**STATED PROBLEM**
Lift out all lines below that contain "Eczel".

**Recorded data**

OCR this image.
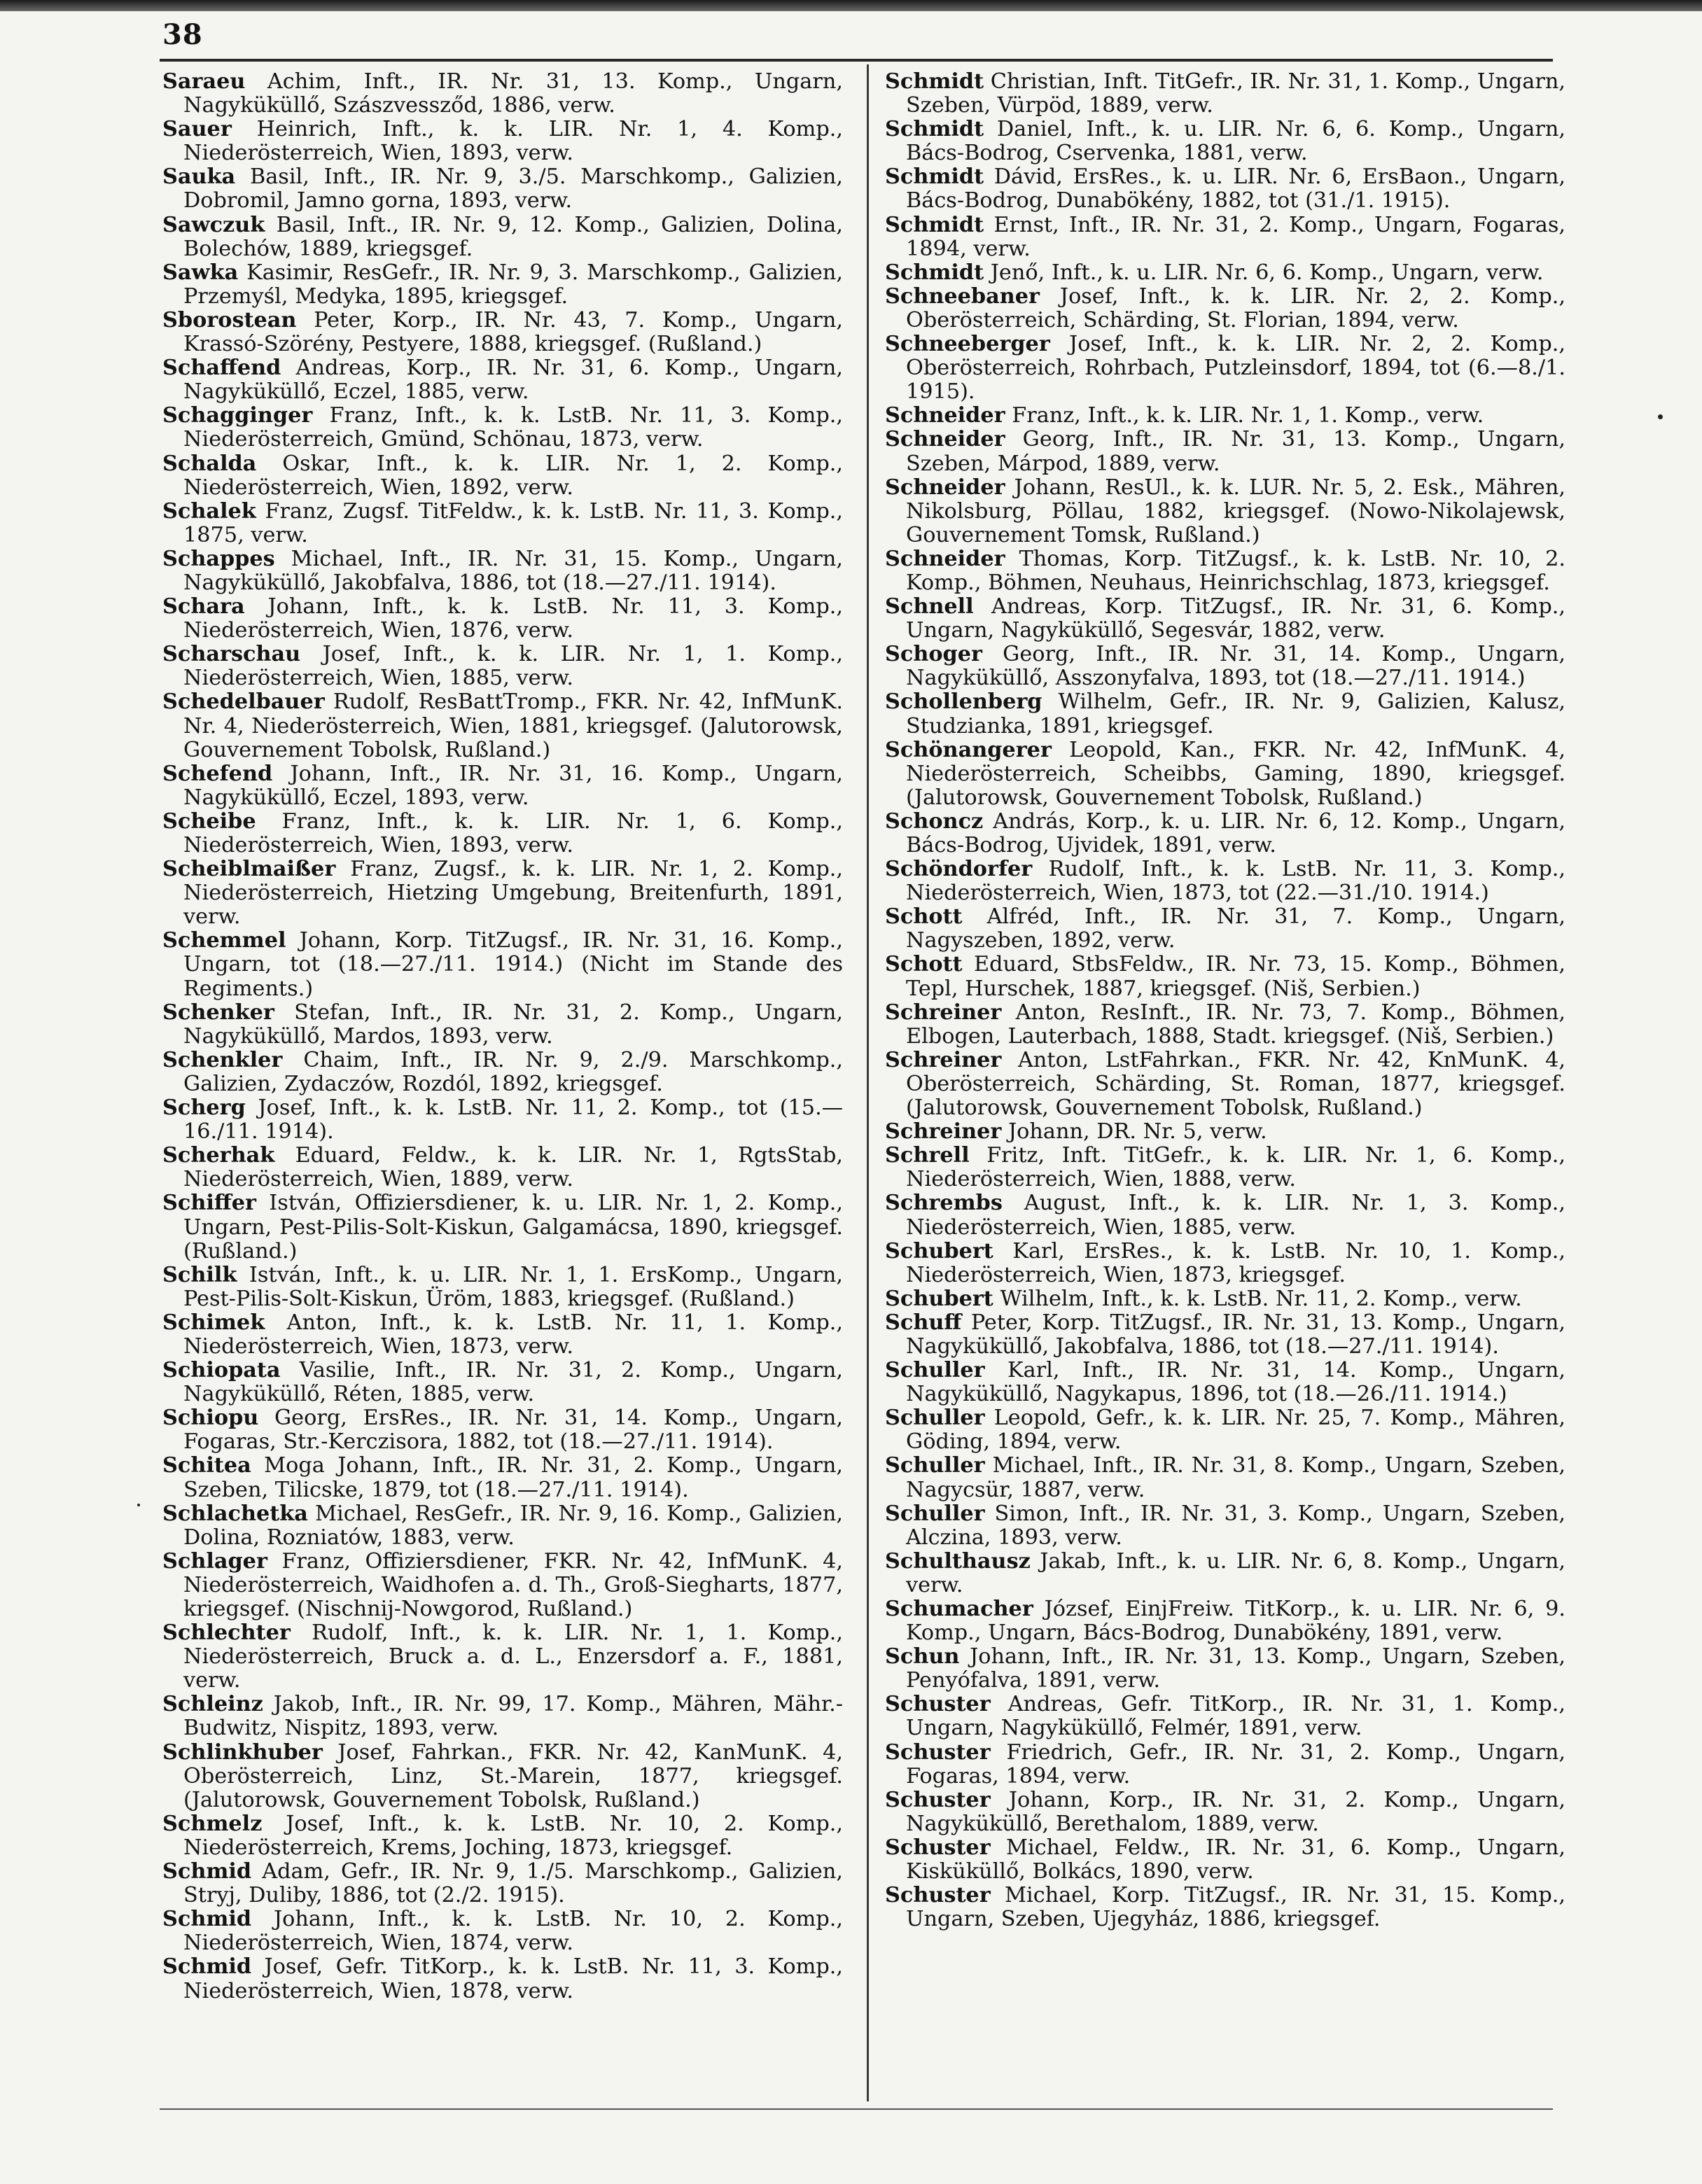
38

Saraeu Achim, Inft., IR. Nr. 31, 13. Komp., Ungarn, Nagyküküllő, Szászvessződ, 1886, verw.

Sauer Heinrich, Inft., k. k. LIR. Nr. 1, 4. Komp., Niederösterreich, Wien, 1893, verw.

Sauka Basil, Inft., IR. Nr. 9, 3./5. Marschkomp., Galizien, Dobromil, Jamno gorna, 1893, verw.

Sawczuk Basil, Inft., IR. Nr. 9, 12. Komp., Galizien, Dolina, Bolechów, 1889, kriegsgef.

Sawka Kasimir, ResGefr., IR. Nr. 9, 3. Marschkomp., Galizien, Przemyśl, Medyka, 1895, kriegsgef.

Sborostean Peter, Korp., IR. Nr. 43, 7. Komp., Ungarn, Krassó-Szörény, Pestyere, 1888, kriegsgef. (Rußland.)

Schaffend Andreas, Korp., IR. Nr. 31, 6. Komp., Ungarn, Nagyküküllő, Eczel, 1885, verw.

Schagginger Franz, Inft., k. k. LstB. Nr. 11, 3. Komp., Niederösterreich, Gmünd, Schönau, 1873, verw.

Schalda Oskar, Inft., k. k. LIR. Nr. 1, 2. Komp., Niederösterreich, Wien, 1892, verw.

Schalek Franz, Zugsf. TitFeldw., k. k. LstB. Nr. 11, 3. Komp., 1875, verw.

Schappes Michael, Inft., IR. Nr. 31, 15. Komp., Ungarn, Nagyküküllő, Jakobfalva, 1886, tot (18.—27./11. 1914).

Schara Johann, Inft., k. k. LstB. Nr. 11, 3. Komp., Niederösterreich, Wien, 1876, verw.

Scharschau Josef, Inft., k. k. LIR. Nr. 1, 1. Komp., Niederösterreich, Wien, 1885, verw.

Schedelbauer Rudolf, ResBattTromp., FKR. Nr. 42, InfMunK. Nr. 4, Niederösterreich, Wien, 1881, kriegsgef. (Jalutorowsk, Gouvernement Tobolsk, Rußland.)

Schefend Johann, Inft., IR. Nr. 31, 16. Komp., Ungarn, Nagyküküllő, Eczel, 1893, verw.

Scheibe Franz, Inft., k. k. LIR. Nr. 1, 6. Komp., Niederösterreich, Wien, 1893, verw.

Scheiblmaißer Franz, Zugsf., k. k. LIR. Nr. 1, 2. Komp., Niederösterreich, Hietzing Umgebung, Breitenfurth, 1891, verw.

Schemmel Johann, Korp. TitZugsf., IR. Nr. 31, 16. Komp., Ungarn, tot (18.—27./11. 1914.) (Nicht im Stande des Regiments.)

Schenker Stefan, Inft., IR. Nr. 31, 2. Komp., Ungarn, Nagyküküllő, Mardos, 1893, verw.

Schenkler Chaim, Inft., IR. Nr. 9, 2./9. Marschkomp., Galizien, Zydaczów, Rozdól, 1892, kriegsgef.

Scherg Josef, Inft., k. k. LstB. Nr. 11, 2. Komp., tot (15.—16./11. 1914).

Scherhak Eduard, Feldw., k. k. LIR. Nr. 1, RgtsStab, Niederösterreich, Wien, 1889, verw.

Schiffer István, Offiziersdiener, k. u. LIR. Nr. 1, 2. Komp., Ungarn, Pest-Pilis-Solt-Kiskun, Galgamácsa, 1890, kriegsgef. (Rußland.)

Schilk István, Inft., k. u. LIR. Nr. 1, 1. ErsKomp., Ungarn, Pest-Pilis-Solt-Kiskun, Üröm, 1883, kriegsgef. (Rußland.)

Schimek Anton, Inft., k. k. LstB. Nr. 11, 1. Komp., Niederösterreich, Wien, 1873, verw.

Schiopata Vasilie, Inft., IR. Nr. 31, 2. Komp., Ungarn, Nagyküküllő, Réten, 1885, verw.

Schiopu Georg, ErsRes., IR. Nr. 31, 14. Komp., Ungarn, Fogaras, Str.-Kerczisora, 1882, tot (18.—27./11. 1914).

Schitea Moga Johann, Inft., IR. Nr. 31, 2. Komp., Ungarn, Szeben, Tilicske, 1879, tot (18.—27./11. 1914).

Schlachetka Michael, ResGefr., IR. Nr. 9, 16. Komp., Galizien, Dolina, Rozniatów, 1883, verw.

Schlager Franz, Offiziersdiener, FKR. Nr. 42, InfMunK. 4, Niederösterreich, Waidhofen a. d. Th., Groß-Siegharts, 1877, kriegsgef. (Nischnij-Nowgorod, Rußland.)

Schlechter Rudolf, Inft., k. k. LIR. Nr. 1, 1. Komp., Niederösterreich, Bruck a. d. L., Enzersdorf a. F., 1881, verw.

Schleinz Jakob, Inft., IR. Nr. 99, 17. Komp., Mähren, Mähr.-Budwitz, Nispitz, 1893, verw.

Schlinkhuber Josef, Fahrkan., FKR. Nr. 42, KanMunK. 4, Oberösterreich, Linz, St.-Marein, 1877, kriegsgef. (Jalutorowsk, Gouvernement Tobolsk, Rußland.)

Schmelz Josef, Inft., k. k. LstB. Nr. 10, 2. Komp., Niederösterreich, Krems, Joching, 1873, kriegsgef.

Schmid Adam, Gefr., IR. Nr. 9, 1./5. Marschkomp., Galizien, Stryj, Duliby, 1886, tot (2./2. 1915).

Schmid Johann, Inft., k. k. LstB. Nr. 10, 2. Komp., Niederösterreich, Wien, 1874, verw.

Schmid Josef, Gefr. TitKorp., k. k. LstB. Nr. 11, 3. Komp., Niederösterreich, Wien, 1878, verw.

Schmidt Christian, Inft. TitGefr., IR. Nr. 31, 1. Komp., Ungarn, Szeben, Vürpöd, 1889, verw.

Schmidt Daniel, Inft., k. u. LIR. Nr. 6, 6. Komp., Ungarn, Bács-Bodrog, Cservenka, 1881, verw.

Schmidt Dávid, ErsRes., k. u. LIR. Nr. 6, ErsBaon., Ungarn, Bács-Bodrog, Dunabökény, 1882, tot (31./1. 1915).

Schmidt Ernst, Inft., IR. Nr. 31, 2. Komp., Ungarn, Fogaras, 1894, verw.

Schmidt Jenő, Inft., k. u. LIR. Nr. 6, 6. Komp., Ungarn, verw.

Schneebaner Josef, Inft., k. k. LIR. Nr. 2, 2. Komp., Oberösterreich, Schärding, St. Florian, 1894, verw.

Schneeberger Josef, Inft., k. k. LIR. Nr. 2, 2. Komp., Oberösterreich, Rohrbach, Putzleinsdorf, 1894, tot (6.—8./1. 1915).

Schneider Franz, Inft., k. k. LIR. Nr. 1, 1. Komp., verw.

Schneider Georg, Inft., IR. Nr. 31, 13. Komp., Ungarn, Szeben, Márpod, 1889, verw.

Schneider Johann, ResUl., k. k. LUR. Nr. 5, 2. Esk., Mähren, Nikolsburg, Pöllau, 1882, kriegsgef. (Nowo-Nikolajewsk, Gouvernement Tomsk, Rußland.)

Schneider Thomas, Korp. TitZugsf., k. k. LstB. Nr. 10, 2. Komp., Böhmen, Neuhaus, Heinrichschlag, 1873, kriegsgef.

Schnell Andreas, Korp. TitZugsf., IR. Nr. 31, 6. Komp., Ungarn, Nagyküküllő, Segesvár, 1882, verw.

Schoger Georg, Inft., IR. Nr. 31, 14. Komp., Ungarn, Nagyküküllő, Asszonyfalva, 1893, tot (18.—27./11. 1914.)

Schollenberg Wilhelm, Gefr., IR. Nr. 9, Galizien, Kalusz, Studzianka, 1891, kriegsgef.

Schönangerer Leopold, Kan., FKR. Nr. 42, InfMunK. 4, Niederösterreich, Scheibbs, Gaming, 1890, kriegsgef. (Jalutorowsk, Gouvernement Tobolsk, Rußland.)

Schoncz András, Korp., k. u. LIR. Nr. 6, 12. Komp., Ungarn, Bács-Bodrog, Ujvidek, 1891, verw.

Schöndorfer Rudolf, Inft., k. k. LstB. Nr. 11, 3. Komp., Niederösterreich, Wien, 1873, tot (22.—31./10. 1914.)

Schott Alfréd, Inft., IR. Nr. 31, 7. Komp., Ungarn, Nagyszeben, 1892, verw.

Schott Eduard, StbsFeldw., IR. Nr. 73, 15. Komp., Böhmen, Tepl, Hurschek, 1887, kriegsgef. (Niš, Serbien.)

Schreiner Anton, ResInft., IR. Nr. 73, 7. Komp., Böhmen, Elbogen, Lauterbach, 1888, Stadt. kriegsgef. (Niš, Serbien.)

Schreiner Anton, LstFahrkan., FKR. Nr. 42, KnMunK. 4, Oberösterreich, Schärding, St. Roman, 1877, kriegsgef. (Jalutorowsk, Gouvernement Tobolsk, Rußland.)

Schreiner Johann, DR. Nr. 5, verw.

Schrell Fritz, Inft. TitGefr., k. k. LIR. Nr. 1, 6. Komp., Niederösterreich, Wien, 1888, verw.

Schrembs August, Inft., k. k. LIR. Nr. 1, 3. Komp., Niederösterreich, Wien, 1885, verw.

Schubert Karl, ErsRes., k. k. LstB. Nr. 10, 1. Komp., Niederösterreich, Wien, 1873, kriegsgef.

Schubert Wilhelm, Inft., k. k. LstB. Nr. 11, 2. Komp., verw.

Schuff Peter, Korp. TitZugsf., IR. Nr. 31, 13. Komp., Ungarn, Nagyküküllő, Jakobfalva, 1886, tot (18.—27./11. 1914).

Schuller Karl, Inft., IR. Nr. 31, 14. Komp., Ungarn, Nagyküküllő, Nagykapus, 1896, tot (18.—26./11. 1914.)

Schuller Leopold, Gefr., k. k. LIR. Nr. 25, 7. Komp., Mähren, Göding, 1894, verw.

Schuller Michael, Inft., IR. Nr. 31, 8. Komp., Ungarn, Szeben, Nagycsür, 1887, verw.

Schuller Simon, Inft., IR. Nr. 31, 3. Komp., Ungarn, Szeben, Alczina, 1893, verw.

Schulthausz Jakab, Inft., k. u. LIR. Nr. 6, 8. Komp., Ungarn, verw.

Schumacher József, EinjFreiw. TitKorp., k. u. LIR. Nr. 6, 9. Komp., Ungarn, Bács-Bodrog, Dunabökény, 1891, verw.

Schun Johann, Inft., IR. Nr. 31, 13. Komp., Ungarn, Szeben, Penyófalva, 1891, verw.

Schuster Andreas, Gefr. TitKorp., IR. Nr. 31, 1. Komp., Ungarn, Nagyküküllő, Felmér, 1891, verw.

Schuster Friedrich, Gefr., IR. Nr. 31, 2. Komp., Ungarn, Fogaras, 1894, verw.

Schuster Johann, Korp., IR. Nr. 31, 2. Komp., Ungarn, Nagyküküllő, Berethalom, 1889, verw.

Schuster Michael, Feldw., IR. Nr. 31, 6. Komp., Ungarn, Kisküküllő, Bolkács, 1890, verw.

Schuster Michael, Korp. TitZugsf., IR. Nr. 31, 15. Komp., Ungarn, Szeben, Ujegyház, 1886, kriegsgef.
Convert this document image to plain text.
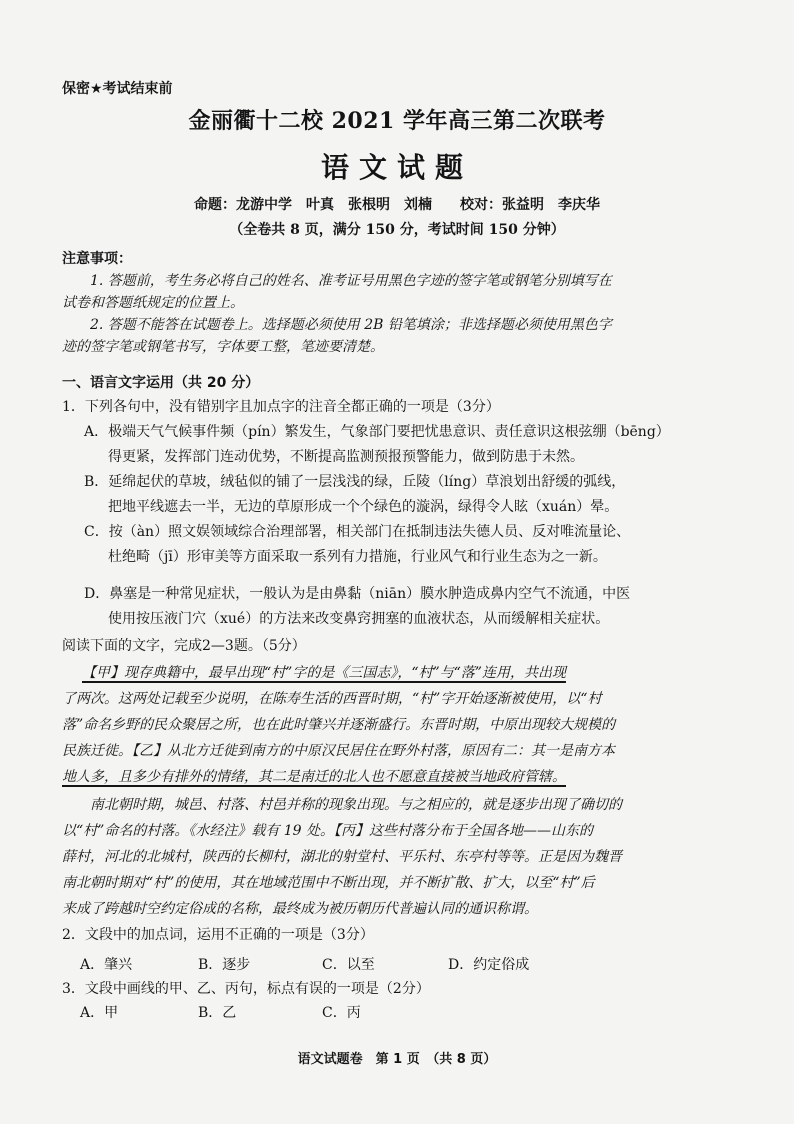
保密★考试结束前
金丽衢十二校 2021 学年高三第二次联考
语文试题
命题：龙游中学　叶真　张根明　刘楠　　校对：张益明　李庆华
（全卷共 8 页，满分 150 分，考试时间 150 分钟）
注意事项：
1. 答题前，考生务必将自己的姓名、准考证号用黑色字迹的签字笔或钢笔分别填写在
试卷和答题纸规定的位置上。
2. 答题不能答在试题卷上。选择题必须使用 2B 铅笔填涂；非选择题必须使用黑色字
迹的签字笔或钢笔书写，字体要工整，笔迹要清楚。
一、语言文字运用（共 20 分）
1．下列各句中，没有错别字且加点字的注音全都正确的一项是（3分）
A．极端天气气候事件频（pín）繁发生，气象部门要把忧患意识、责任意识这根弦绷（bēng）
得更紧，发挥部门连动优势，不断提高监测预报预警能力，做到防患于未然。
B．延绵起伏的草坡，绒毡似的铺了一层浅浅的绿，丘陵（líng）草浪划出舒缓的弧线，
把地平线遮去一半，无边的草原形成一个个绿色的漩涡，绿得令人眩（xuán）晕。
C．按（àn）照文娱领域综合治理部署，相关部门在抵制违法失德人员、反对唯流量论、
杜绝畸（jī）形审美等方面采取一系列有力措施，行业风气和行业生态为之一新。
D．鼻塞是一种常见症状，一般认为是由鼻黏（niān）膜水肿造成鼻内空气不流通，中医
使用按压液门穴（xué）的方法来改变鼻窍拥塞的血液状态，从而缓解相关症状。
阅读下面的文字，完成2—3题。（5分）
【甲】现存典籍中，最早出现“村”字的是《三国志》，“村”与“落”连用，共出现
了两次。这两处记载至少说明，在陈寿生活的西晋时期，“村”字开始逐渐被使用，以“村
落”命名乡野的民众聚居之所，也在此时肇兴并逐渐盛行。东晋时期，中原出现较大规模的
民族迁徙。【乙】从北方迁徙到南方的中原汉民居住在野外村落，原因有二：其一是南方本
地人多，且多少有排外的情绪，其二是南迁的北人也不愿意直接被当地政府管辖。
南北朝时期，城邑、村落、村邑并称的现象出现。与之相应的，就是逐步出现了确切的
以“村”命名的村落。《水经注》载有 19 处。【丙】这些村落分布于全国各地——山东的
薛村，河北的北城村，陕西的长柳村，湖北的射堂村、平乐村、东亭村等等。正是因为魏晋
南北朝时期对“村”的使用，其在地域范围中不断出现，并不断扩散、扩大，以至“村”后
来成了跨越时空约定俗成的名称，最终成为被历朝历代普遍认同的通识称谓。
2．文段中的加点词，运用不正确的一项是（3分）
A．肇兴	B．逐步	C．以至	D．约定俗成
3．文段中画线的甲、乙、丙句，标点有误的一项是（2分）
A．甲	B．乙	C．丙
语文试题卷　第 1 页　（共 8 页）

**EXERCISE OUTPUT**
Schaffend Andreas, Korp., IR. Nr. 31, 6. Komp., Ungarn, Nagyküküllő, Eczel, 1885, verw.
Schefend Johann, Inft., IR. Nr. 31, 16. Komp., Ungarn, Nagyküküllő, Eczel, 1893, verw.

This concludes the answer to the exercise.